--- Excerpt provided ---

Absolute molar mass is a process used to determine the characteristics of molecules.

History 

The first absolute measurements of molecular weights (i.e. made without reference to standards) were based on fundamental physical characteristics and their relation to the molar mass. The most useful of these were membrane osmometry and sedimentation.

Another absolute instrumental approach was also possible with the development of light scattering theory by Albert Einstein, Chandrasekhara Venkata Raman, Peter Debye, Bruno H. Zimm, and others. The problem with measurements made using membrane osmometry and sedimentation was that they only characterized the bulk properties of the polymer sample. Moreover, the measurements were excessively time consuming and prone to operator error. In order to gain information about a polydisperse mixture of molar masses, a method for separating the different sizes was developed.  This was achieved by the advent of size exclusion chromatography (SEC).  SEC is based on the fact that the pores in the packing material of chromatography columns could be made small enough for molecules to become temporarily lodged in their interstitial spaces. As the sample makes its way through a column the smaller molecules spend more time traveling in these void spaces than the larger ones, which have fewer places to "wander". The result is that a sample is separated according to its hydrodynamic volume .  As a consequence, the big molecules come out first, and then the small ones follow in the eluent.  By choosing a suitable column packing material it is possible to define the resolution of the system.  Columns can also be combined in series to increase resolution or the range of sizes studied.

The next step is to convert the time at which the samples eluted into a measurement of molar mass.  This is possible because if the molar mass of a standard were known, the time at which this standard eluted should be equal to a specific molar mass. Using multiple standards, a calibration curve of time versus molar mass can be developed. This is significant for polymer analysis because a single polymer could be shown to have many different components, and the complexity and distribution of which would also affect the physical properties.  However this technique has shortcomings.  For example, unknown samples are always measured in relation to known standards, and these standards may or may not have similarities to the sample of interest. The measurements made by SEC are then mathematically converted into data similar to that found by the existing techniques.

The problem was that the system was calibrated according to the Vh characteristics of polymer standards that are not directly related to the molar mass. If the relationship between the molar mass and Vh of the standard is not the same as that of the unknown sample, then the calibration is invalid. Thus, to be accurate, the calibration must use the same polymer, of the same conformation, in the same eluent and have the same interaction with the solvent as the hydration layer changes Vh.

Benoit et al. showed that taking into account the hydrodynamic volume would solve the problem.  In his publication, Benoit showed that all synthetic polymers elutes on the same curve when the log of the intrinsic viscosity multiplied by the molar mass was plotted against the elution volume.  This is the basis of universal calibration which requires a viscometer to measure the intrinsic viscosity of the polymers.  Universal calibration was shown to work for branched polymers, copolymers as well as starburst polymers.

For good chromatography, there must be no interaction with the column other than that produced by size.  As the demands on polymer properties increased, the necessity of getting absolute information on the molar mass and size also increased. This was especially important in pharmaceutical applications where slight changes in molar mass (e.g. aggregation) or shape may result in different biological activity. These changes can actually have a harmful effect instead of a beneficial one.

--- Record excerpts ---

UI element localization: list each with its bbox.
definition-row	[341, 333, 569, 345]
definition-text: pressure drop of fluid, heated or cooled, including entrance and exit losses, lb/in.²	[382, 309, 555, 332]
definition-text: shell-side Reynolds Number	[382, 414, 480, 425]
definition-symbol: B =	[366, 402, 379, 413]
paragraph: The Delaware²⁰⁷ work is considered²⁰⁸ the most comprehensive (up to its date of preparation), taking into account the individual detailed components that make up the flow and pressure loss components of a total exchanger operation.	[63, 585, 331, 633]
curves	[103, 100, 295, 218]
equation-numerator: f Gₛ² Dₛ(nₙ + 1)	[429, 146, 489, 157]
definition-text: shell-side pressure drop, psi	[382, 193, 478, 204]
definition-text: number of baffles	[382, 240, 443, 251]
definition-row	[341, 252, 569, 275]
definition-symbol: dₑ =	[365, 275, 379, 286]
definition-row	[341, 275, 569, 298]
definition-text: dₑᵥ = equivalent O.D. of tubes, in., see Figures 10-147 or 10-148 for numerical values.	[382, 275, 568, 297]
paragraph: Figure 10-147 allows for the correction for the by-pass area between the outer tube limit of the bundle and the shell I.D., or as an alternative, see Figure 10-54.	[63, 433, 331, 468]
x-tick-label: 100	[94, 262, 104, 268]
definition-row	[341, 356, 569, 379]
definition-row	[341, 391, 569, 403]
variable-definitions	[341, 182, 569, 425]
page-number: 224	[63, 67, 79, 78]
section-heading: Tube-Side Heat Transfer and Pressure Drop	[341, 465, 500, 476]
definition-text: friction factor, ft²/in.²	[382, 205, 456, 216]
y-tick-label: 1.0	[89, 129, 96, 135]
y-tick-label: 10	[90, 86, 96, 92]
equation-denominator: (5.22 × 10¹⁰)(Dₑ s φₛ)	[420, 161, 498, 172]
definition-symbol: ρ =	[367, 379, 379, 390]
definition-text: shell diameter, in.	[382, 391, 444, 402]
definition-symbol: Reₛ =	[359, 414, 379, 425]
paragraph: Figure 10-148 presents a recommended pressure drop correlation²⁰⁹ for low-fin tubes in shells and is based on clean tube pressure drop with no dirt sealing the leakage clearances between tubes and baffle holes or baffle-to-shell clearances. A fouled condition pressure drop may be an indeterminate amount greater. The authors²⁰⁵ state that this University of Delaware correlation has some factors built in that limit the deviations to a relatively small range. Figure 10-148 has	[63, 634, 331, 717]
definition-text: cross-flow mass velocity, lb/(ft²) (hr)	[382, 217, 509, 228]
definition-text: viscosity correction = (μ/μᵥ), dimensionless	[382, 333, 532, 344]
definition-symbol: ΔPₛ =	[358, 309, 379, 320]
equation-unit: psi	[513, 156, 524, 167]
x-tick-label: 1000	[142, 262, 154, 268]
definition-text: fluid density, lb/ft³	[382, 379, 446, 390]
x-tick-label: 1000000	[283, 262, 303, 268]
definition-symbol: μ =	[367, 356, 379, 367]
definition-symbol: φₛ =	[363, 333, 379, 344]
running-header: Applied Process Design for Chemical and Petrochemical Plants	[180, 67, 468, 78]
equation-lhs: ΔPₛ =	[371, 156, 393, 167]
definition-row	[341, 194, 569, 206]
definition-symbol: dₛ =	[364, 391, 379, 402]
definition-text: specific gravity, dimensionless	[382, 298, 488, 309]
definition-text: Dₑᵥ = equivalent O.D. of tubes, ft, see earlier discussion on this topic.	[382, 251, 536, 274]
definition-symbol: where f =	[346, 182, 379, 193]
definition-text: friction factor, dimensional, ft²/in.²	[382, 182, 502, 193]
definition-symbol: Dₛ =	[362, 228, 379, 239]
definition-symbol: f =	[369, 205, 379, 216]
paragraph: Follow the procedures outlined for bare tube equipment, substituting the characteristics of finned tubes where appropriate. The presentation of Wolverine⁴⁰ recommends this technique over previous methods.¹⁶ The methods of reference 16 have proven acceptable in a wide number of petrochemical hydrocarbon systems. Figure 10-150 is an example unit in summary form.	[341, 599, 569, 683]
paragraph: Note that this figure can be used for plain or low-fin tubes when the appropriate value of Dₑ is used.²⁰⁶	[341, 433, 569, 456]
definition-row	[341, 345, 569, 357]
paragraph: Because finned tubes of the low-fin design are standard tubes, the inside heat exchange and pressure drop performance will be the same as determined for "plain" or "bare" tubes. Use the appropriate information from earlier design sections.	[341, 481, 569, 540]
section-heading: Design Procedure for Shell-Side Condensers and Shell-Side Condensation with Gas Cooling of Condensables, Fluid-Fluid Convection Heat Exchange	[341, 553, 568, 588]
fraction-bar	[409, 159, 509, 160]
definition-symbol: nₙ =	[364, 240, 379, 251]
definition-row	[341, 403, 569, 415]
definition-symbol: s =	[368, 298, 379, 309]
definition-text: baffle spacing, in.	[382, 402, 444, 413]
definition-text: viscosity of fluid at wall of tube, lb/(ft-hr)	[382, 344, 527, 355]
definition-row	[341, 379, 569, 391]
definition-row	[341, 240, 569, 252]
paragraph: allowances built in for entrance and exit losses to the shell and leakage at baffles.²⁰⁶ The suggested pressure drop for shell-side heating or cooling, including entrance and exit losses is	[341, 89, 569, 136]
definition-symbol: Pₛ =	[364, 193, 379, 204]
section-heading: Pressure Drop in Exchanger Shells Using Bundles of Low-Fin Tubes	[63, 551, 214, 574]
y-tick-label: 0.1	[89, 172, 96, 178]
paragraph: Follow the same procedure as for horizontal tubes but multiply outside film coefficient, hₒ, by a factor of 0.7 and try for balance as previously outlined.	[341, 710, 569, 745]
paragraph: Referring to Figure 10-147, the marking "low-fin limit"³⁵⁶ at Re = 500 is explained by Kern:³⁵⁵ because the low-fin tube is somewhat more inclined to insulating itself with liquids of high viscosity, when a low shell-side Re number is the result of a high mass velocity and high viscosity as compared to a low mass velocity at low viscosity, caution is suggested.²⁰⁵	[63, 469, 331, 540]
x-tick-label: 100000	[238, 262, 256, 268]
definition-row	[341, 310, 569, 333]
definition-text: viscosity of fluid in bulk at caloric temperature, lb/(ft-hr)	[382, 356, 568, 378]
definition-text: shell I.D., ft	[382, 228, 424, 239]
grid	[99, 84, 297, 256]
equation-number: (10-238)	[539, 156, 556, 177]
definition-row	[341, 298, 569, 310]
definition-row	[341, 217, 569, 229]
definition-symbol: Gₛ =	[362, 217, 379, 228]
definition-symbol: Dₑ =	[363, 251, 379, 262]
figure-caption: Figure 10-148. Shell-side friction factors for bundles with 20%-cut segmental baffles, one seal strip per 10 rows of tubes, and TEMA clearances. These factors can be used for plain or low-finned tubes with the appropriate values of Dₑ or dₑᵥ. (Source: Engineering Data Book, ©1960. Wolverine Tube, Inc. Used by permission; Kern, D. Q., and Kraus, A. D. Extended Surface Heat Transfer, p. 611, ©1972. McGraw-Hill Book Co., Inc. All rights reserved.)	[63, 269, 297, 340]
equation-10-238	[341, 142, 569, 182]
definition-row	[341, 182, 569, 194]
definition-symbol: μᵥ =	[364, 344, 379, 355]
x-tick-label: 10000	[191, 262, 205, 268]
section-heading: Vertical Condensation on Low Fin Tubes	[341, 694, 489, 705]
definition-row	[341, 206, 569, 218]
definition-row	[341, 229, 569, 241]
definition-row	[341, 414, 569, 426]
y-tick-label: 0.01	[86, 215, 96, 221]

---

> _Action item 1_: From the text on absolute molar mass, list everyone it names as contributing to the development of light scattering theory.
> _Action item 2_: Please reproduce, word for word, the passage of the text on absolute molar mass that opens with the words containing "Absolute molar mass" and closes with "osmometry and sedimentation.".

> _Answer section 1_:
Albert Einstein
Chandrasekhara Venkata Raman
Peter Debye
Bruno H. Zimm

> _Answer section 2_:
Absolute molar mass is a process used to determine the characteristics of molecules.

History 

The first absolute measurements of molecular weights (i.e. made without reference to standards) were based on fundamental physical characteristics and their relation to the molar mass. The most useful of these were membrane osmometry and sedimentation.